◆ **Directions for this task**
Every entry below must appear again, exactly as written.

◆ **Data to process**
+ + + + +
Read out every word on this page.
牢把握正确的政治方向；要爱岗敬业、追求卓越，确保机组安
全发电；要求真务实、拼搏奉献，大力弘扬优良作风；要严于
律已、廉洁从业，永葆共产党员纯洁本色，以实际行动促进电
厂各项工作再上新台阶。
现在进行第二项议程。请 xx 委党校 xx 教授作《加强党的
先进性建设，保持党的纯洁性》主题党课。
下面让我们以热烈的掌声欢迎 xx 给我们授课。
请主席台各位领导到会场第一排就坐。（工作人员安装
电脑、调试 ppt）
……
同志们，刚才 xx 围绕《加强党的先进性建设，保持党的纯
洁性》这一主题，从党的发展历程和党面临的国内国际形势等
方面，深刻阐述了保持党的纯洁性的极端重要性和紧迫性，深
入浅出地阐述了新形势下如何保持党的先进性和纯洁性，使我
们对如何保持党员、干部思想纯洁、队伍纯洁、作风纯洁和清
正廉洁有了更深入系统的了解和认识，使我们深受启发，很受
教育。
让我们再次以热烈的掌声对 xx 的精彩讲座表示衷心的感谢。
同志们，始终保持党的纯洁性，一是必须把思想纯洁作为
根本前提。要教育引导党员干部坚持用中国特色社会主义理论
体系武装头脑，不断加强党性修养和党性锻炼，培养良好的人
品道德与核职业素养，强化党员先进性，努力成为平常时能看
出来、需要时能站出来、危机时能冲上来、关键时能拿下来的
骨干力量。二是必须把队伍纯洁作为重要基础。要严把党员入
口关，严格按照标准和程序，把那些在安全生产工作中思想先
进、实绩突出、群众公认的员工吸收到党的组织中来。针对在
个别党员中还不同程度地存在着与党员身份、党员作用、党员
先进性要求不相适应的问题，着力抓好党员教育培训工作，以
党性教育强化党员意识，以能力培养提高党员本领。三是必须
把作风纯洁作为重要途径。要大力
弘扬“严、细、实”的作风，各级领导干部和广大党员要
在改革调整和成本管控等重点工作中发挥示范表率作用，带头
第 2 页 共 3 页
+ + + + +
◆ **The result**
Read out every word on this page.
牢把握正确的政治方向；要爱岗敬业、追求卓越，确保机组安
全发电；要求真务实、拼搏奉献，大力弘扬优良作风；要严于
律已、廉洁从业，永葆共产党员纯洁本色，以实际行动促进电
厂各项工作再上新台阶。
现在进行第二项议程。请 xx 委党校 xx 教授作《加强党的
先进性建设，保持党的纯洁性》主题党课。
下面让我们以热烈的掌声欢迎 xx 给我们授课。
请主席台各位领导到会场第一排就坐。（工作人员安装
电脑、调试 ppt）
……
同志们，刚才 xx 围绕《加强党的先进性建设，保持党的纯
洁性》这一主题，从党的发展历程和党面临的国内国际形势等
方面，深刻阐述了保持党的纯洁性的极端重要性和紧迫性，深
入浅出地阐述了新形势下如何保持党的先进性和纯洁性，使我
们对如何保持党员、干部思想纯洁、队伍纯洁、作风纯洁和清
正廉洁有了更深入系统的了解和认识，使我们深受启发，很受
教育。
让我们再次以热烈的掌声对 xx 的精彩讲座表示衷心的感谢。
同志们，始终保持党的纯洁性，一是必须把思想纯洁作为
根本前提。要教育引导党员干部坚持用中国特色社会主义理论
体系武装头脑，不断加强党性修养和党性锻炼，培养良好的人
品道德与核职业素养，强化党员先进性，努力成为平常时能看
出来、需要时能站出来、危机时能冲上来、关键时能拿下来的
骨干力量。二是必须把队伍纯洁作为重要基础。要严把党员入
口关，严格按照标准和程序，把那些在安全生产工作中思想先
进、实绩突出、群众公认的员工吸收到党的组织中来。针对在
个别党员中还不同程度地存在着与党员身份、党员作用、党员
先进性要求不相适应的问题，着力抓好党员教育培训工作，以
党性教育强化党员意识，以能力培养提高党员本领。三是必须
把作风纯洁作为重要途径。要大力
弘扬“严、细、实”的作风，各级领导干部和广大党员要
在改革调整和成本管控等重点工作中发挥示范表率作用，带头
第 2 页 共 3 页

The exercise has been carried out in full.